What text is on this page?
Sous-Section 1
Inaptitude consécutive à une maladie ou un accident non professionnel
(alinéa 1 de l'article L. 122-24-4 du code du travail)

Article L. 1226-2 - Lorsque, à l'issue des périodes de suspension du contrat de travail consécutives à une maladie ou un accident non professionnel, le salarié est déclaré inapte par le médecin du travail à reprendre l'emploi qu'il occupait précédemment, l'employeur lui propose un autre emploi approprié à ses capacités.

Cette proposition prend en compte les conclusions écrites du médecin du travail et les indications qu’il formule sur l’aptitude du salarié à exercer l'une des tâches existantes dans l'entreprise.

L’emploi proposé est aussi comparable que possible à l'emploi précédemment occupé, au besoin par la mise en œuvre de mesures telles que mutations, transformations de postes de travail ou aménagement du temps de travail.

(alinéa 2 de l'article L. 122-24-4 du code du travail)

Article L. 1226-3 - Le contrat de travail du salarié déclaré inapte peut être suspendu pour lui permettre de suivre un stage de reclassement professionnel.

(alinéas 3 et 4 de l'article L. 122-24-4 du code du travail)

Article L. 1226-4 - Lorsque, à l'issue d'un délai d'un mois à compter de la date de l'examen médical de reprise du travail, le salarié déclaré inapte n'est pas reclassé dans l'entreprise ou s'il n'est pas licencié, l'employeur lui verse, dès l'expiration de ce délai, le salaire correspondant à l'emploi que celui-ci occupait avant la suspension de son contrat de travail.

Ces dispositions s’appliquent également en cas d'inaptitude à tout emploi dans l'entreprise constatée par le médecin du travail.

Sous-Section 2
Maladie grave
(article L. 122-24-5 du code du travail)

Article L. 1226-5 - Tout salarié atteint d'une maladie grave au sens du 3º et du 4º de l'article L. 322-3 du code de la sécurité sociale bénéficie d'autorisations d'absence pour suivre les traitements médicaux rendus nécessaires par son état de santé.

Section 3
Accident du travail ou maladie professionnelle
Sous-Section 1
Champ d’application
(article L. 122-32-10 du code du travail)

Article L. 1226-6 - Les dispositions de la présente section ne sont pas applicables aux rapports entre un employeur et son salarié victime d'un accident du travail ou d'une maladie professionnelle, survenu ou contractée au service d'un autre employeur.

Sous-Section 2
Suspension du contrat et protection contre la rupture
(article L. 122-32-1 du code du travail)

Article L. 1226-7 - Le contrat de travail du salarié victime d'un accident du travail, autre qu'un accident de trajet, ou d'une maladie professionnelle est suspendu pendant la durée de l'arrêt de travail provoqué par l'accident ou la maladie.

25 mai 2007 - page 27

> [Task] Pick out all the lines with the word "grave" in them and copy them.

> [Exercise answer]
Maladie grave
Article L. 1226-5 - Tout salarié atteint d'une maladie grave au sens du 3º et du 4º de l'article L. 322-3 du code de la sécurité sociale bénéficie d'autorisations d'absence pour suivre les traitements médicaux rendus nécessaires par son état de santé.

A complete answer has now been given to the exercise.